» Challenge: Skip the images and return the records below exactly.

» Provided information:

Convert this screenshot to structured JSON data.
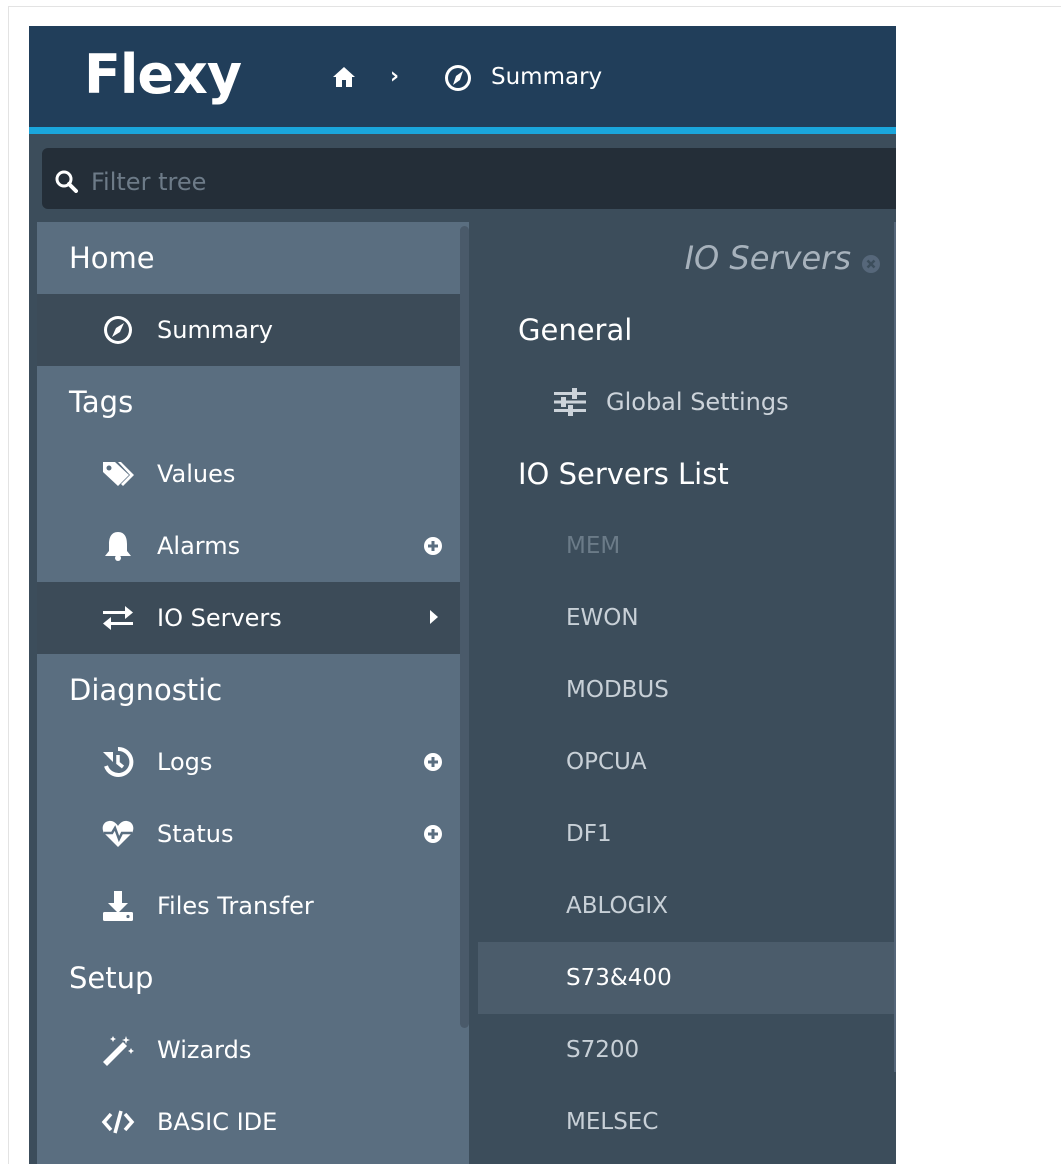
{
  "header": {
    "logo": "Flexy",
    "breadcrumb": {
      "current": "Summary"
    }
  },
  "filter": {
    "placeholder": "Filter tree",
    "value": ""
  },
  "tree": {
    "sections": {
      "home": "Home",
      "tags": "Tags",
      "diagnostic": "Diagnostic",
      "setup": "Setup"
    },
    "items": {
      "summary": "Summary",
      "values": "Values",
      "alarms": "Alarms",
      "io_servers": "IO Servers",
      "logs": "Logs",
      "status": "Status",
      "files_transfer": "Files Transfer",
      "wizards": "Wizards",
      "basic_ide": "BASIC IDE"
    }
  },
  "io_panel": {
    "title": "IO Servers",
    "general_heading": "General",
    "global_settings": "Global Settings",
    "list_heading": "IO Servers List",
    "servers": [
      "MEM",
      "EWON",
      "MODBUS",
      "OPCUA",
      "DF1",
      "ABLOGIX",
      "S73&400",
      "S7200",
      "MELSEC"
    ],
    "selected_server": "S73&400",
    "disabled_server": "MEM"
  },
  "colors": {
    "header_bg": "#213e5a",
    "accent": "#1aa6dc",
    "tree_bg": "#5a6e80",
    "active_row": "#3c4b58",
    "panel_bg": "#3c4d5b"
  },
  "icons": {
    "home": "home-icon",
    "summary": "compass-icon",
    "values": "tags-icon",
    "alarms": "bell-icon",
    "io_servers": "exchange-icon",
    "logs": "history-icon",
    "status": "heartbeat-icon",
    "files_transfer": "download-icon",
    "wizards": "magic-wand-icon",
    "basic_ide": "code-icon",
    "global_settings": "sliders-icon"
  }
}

» Result of this task:
Convert this screenshot to structured JSON data.
{
  "header": {
    "logo": "Flexy",
    "breadcrumb": {
      "current": "Summary"
    }
  },
  "filter": {
    "placeholder": "Filter tree",
    "value": ""
  },
  "tree": {
    "sections": {
      "home": "Home",
      "tags": "Tags",
      "diagnostic": "Diagnostic",
      "setup": "Setup"
    },
    "items": {
      "summary": "Summary",
      "values": "Values",
      "alarms": "Alarms",
      "io_servers": "IO Servers",
      "logs": "Logs",
      "status": "Status",
      "files_transfer": "Files Transfer",
      "wizards": "Wizards",
      "basic_ide": "BASIC IDE"
    }
  },
  "io_panel": {
    "title": "IO Servers",
    "general_heading": "General",
    "global_settings": "Global Settings",
    "list_heading": "IO Servers List",
    "servers": [
      "MEM",
      "EWON",
      "MODBUS",
      "OPCUA",
      "DF1",
      "ABLOGIX",
      "S73&400",
      "S7200",
      "MELSEC"
    ],
    "selected_server": "S73&400",
    "disabled_server": "MEM"
  },
  "colors": {
    "header_bg": "#213e5a",
    "accent": "#1aa6dc",
    "tree_bg": "#5a6e80",
    "active_row": "#3c4b58",
    "panel_bg": "#3c4d5b"
  },
  "icons": {
    "home": "home-icon",
    "summary": "compass-icon",
    "values": "tags-icon",
    "alarms": "bell-icon",
    "io_servers": "exchange-icon",
    "logs": "history-icon",
    "status": "heartbeat-icon",
    "files_transfer": "download-icon",
    "wizards": "magic-wand-icon",
    "basic_ide": "code-icon",
    "global_settings": "sliders-icon"
  }
}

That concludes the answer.